**Items:**
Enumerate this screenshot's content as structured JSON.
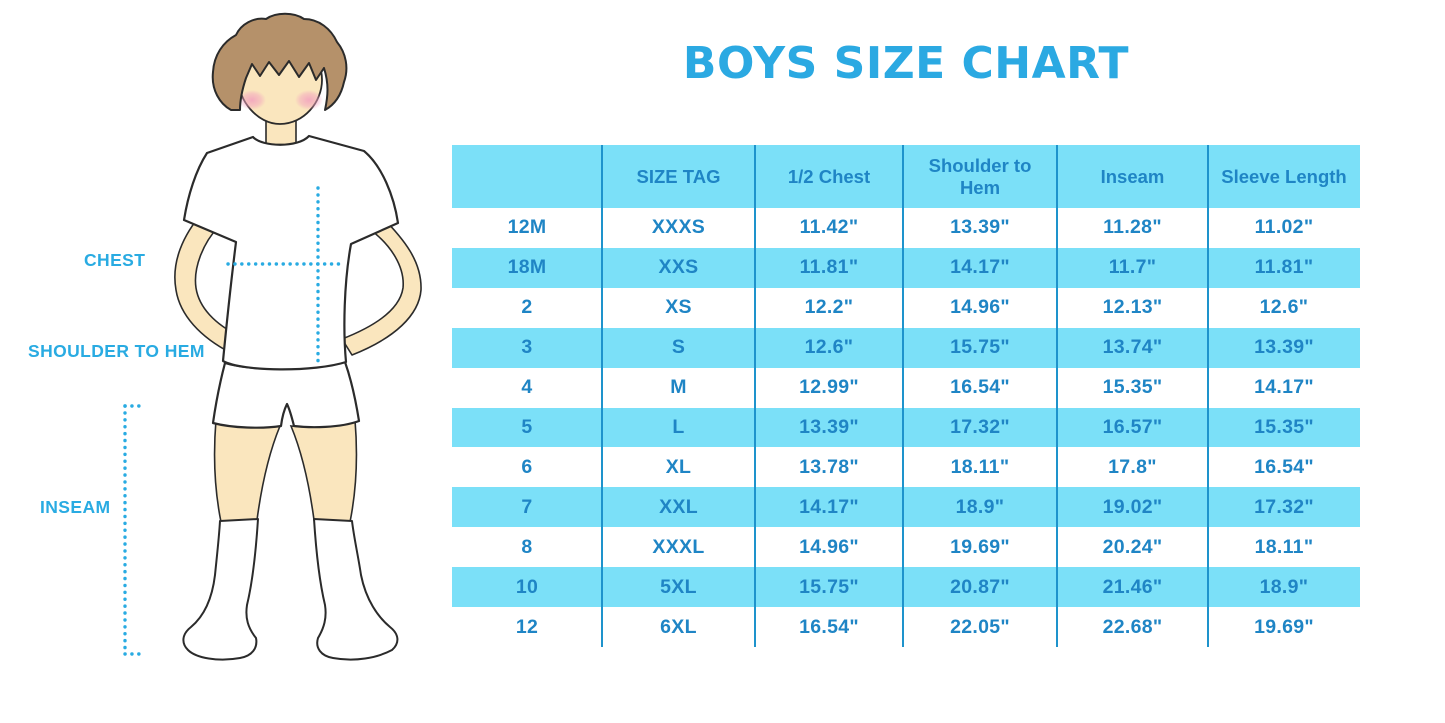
{
  "title": "BOYS SIZE CHART",
  "figure": {
    "labels": {
      "chest": "CHEST",
      "shoulder_to_hem": "SHOULDER TO HEM",
      "inseam": "INSEAM"
    }
  },
  "colors": {
    "title_blue": "#2BA9E2",
    "label_blue": "#29ABE2",
    "dotted_line": "#29ABE2",
    "table_text": "#1F85C5",
    "row_band_cyan": "#7BE0F8",
    "column_divider": "#1E93CC",
    "skin": "#FAE6BE",
    "hair": "#B5916A",
    "blush": "#F2A0BE",
    "outline": "#2b2b2b"
  },
  "chart_data": {
    "type": "table",
    "title": "BOYS SIZE CHART",
    "columns": [
      "",
      "SIZE TAG",
      "1/2 Chest",
      "Shoulder to Hem",
      "Inseam",
      "Sleeve Length"
    ],
    "rows": [
      [
        "12M",
        "XXXS",
        "11.42\"",
        "13.39\"",
        "11.28\"",
        "11.02\""
      ],
      [
        "18M",
        "XXS",
        "11.81\"",
        "14.17\"",
        "11.7\"",
        "11.81\""
      ],
      [
        "2",
        "XS",
        "12.2\"",
        "14.96\"",
        "12.13\"",
        "12.6\""
      ],
      [
        "3",
        "S",
        "12.6\"",
        "15.75\"",
        "13.74\"",
        "13.39\""
      ],
      [
        "4",
        "M",
        "12.99\"",
        "16.54\"",
        "15.35\"",
        "14.17\""
      ],
      [
        "5",
        "L",
        "13.39\"",
        "17.32\"",
        "16.57\"",
        "15.35\""
      ],
      [
        "6",
        "XL",
        "13.78\"",
        "18.11\"",
        "17.8\"",
        "16.54\""
      ],
      [
        "7",
        "XXL",
        "14.17\"",
        "18.9\"",
        "19.02\"",
        "17.32\""
      ],
      [
        "8",
        "XXXL",
        "14.96\"",
        "19.69\"",
        "20.24\"",
        "18.11\""
      ],
      [
        "10",
        "5XL",
        "15.75\"",
        "20.87\"",
        "21.46\"",
        "18.9\""
      ],
      [
        "12",
        "6XL",
        "16.54\"",
        "22.05\"",
        "22.68\"",
        "19.69\""
      ]
    ],
    "banded_row_indices": [
      1,
      3,
      5,
      7,
      9
    ],
    "legend_position": "none",
    "grid": "column-dividers-only"
  }
}
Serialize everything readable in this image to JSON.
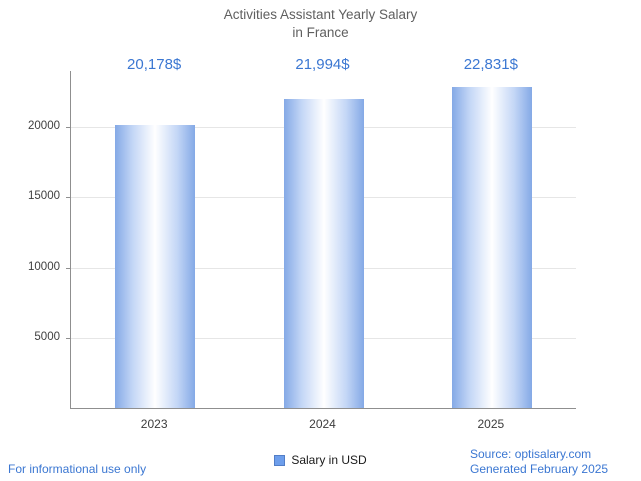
{
  "title": {
    "line1": "Activities Assistant Yearly Salary",
    "line2": "in France"
  },
  "chart_data": {
    "type": "bar",
    "title": "Activities Assistant Yearly Salary in France",
    "categories": [
      "2023",
      "2024",
      "2025"
    ],
    "values": [
      20178,
      21994,
      22831
    ],
    "value_labels": [
      "20,178$",
      "21,994$",
      "22,831$"
    ],
    "xlabel": "",
    "ylabel": "",
    "ylim": [
      0,
      24000
    ],
    "yticks": [
      5000,
      10000,
      15000,
      20000
    ],
    "grid": "horizontal",
    "legend": {
      "label": "Salary in USD",
      "position": "bottom"
    }
  },
  "footer": {
    "disclaimer": "For informational use only",
    "source": "Source: optisalary.com",
    "generated": "Generated February 2025"
  },
  "colors": {
    "accent_blue": "#3b77d2",
    "bar_edge": "#84a9e6",
    "bar_center": "#ffffff",
    "legend_square": "#6d9eeb",
    "axis": "#8f8f8f",
    "grid": "#e6e6e6",
    "title_text": "#5f5f5f",
    "tick_text": "#404040"
  }
}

**Problem requirements:** Find every line above that contains the word "this", and return each one.

**Exercise result:**
Enumerate this screenshot's content as structured JSON.
Serialize everything readable in this image to JSON.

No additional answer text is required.